— start —

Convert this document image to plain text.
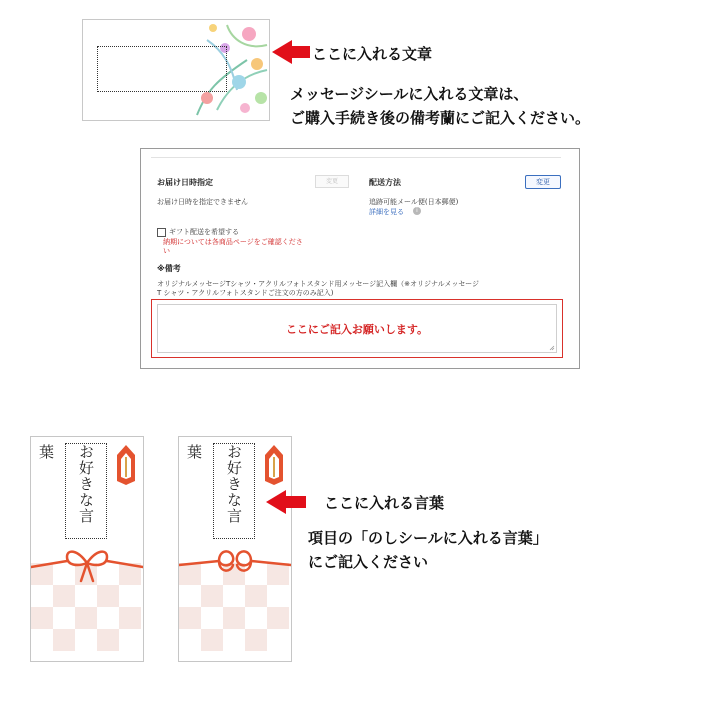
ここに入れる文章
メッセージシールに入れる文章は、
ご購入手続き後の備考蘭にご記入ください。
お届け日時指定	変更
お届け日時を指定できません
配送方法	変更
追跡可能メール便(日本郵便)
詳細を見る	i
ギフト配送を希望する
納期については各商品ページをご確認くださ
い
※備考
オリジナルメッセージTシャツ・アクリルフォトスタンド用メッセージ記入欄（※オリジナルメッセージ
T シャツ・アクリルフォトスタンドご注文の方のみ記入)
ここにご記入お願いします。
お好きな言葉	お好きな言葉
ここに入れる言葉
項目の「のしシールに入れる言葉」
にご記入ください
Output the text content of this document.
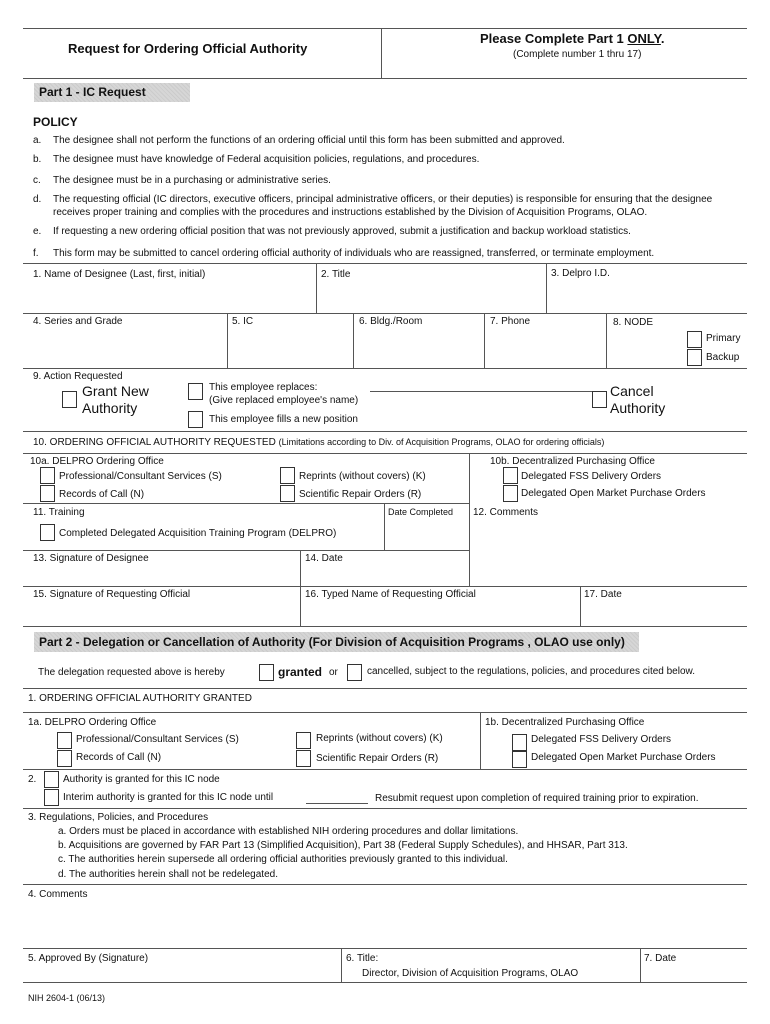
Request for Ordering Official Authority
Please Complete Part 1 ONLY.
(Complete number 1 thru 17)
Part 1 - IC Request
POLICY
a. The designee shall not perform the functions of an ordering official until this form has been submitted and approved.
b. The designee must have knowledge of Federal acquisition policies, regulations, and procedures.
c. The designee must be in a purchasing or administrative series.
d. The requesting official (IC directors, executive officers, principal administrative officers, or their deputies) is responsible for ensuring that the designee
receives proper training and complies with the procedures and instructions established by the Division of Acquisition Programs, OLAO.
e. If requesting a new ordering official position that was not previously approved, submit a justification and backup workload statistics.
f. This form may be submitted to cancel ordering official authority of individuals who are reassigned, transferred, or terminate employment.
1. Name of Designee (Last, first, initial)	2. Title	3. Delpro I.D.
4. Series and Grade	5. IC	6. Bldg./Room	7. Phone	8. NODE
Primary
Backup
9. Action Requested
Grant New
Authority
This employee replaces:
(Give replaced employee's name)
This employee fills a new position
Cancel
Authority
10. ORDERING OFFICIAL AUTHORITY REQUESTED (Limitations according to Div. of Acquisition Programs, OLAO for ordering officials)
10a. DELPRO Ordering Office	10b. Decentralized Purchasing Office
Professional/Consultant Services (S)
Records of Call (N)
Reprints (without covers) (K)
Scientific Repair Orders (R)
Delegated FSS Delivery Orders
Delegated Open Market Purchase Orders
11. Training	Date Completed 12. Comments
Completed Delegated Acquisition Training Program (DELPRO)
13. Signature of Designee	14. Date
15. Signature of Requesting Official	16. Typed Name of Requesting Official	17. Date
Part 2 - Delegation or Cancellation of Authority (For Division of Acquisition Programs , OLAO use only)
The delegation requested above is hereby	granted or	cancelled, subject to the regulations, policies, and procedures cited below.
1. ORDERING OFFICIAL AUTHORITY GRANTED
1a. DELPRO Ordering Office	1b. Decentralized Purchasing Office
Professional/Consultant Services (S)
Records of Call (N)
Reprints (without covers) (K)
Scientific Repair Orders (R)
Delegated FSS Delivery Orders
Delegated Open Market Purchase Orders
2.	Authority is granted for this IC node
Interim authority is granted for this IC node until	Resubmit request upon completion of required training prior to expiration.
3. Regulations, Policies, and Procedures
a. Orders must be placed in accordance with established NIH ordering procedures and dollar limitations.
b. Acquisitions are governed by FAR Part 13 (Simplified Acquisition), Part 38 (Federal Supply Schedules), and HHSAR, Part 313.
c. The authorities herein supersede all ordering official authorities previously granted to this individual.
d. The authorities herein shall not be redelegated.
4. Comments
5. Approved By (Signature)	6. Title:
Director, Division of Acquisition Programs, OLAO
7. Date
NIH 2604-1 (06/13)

— end —
— start —

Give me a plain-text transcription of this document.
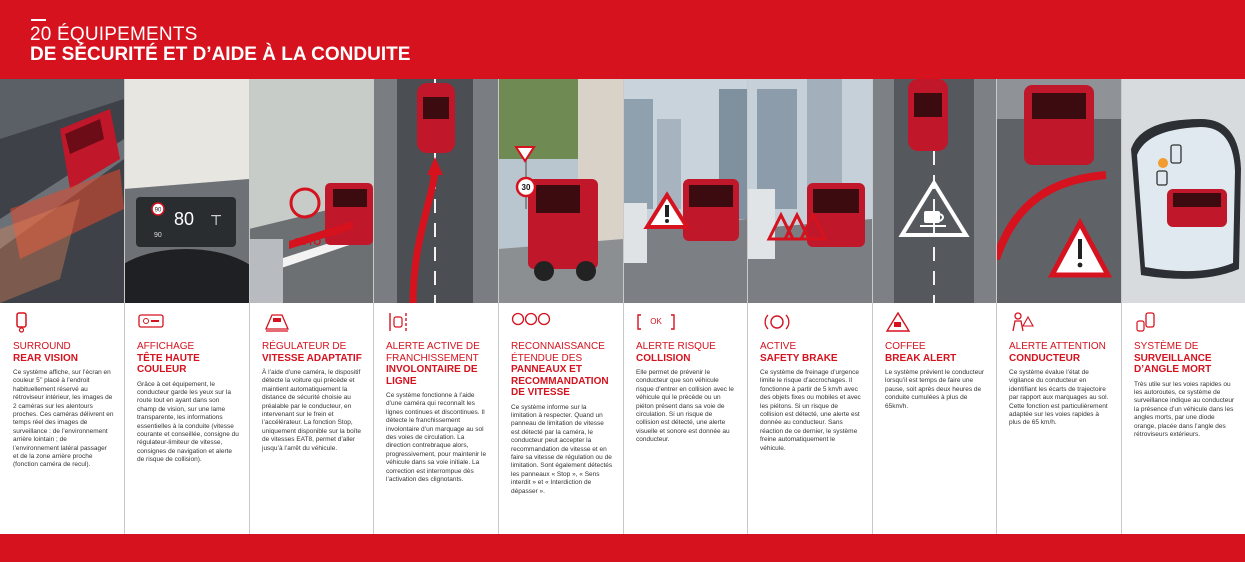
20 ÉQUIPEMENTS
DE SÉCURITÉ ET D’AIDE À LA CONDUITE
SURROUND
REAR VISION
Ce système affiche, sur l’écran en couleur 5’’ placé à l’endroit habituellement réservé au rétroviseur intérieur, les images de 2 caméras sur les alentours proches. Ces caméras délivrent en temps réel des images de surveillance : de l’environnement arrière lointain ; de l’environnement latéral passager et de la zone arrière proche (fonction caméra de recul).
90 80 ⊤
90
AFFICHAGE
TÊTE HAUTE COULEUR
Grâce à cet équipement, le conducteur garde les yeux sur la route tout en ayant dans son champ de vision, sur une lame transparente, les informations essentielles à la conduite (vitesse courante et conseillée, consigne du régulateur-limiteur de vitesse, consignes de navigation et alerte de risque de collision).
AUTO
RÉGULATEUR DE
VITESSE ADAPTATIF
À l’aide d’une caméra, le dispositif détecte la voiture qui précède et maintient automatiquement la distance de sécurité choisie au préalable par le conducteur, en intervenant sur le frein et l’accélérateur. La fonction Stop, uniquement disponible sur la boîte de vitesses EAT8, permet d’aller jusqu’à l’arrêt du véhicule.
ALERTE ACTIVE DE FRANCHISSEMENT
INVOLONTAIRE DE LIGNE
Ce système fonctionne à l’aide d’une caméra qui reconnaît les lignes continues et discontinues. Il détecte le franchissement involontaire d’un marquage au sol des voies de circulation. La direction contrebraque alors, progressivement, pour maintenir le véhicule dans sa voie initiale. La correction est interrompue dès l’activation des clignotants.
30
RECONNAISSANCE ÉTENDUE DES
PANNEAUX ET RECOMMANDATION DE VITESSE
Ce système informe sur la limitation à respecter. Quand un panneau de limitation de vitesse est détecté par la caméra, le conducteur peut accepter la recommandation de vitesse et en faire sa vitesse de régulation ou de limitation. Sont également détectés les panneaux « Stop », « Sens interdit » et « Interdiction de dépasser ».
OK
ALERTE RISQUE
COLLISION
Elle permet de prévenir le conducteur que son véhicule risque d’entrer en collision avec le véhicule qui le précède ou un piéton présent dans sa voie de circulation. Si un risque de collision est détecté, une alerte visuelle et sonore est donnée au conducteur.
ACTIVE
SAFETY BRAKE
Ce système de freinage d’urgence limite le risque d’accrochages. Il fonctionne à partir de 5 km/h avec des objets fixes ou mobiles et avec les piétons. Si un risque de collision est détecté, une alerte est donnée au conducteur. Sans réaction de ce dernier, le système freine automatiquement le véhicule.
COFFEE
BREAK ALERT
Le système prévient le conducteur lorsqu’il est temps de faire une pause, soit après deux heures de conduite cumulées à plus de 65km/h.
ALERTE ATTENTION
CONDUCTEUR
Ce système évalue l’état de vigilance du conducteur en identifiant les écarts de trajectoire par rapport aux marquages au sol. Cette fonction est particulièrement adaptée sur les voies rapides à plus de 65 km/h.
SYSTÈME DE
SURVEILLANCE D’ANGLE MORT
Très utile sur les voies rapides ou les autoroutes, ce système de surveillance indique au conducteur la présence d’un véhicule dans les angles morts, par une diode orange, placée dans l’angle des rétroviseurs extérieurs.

— end —
— start —

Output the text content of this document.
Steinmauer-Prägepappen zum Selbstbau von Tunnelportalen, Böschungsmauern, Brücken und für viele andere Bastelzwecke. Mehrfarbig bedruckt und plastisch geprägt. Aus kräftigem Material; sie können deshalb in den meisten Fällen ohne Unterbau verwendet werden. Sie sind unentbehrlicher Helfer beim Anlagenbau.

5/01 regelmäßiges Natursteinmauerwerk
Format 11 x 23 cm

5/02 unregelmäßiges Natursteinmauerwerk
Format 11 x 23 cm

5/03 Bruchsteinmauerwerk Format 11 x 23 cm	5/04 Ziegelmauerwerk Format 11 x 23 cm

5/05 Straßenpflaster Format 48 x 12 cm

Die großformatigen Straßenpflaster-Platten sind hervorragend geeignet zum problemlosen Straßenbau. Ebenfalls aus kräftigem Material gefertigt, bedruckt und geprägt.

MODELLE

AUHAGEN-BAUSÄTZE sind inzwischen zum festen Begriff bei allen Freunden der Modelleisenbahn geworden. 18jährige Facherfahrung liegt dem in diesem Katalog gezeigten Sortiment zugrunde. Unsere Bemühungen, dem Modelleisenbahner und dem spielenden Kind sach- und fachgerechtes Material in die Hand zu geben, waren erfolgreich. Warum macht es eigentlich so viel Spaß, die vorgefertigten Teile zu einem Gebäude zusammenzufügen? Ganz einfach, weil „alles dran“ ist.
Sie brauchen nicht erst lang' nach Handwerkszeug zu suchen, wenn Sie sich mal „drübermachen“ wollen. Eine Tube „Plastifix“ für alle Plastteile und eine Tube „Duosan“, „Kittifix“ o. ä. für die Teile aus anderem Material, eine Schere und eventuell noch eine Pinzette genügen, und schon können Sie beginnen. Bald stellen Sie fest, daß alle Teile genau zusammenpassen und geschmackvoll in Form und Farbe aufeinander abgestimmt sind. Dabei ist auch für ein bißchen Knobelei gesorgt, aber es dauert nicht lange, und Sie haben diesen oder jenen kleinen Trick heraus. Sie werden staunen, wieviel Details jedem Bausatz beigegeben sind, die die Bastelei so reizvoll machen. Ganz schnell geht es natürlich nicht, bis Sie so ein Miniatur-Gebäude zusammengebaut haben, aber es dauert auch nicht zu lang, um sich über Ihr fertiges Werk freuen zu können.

— end —

Return from the data every line that holds "détecté".

Ce système informe sur la limitation à respecter. Quand un panneau de limitation de vitesse est détecté par la caméra, le conducteur peut accepter la recommandation de vitesse et en faire sa vitesse de régulation ou de limitation. Sont également détectés les panneaux « Stop », « Sens interdit » et « Interdiction de dépasser ».
Elle permet de prévenir le conducteur que son véhicule risque d’entrer en collision avec le véhicule qui le précède ou un piéton présent dans sa voie de circulation. Si un risque de collision est détecté, une alerte visuelle et sonore est donnée au conducteur.
Ce système de freinage d’urgence limite le risque d’accrochages. Il fonctionne à partir de 5 km/h avec des objets fixes ou mobiles et avec les piétons. Si un risque de collision est détecté, une alerte est donnée au conducteur. Sans réaction de ce dernier, le système freine automatiquement le véhicule.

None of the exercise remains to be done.